# TASK DIRECTIONS:
Work out how many lines hold the string "page". The answer is a single number, nothing more.

— begin —

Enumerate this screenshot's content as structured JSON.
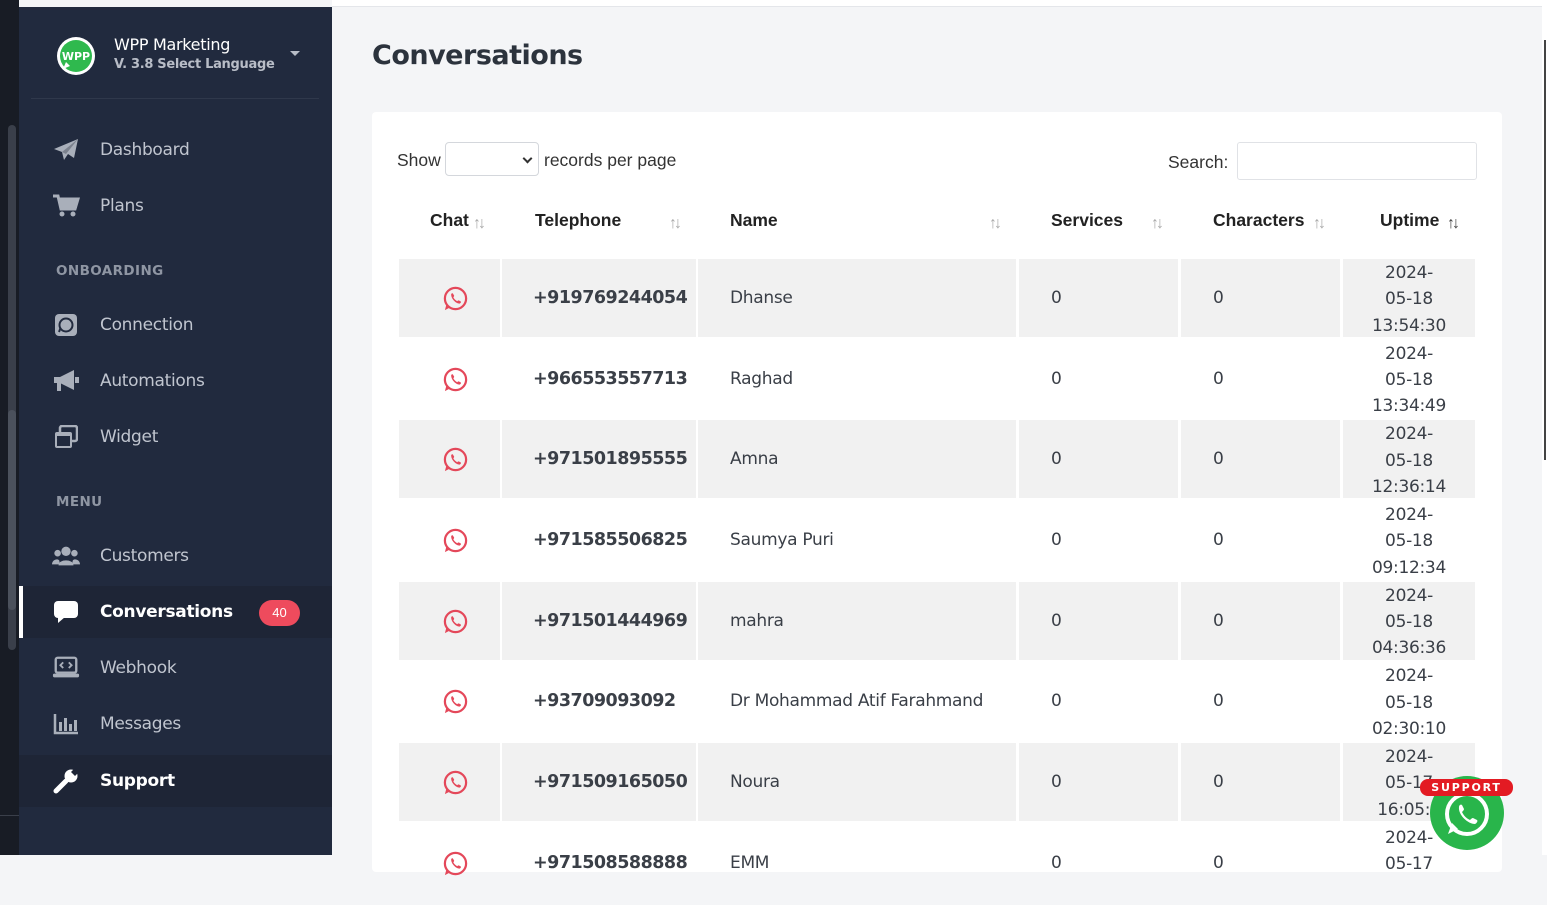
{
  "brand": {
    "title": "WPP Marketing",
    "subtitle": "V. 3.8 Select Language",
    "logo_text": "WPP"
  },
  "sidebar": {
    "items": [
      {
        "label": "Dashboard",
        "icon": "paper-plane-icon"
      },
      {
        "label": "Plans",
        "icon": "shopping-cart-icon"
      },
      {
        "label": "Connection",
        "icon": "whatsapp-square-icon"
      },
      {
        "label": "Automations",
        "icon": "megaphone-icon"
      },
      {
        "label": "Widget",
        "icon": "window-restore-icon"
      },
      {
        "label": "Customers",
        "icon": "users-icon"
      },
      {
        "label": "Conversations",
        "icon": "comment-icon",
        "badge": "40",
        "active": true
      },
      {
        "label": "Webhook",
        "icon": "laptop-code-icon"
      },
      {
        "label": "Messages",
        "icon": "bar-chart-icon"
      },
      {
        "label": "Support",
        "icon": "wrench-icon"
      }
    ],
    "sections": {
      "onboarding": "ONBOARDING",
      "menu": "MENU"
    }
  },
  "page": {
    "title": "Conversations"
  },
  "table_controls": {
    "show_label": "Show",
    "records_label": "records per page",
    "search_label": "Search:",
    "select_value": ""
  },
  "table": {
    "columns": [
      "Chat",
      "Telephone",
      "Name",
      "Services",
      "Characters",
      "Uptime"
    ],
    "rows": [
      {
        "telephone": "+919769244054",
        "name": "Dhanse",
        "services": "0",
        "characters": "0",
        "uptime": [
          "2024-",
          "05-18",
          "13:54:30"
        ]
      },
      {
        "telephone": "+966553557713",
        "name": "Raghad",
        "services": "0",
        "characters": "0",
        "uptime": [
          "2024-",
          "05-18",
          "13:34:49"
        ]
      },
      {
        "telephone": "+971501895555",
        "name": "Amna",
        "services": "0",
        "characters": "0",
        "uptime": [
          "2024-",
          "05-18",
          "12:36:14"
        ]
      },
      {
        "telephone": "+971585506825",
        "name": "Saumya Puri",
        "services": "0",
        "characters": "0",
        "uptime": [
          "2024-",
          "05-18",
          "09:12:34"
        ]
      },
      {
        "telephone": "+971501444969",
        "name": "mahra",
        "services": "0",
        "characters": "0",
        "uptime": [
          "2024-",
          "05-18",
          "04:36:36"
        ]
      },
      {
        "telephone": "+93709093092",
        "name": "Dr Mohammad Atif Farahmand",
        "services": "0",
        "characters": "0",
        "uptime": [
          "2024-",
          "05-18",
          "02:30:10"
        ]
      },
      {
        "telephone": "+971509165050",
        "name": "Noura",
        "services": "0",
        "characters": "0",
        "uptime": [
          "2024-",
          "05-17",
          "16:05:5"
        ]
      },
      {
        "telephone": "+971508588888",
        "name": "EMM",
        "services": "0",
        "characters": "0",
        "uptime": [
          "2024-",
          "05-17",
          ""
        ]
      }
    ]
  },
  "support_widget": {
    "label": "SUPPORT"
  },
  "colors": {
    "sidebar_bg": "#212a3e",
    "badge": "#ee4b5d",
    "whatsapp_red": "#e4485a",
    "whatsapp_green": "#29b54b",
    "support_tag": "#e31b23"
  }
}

— end —

# ANSWER FOR THE TASK:
2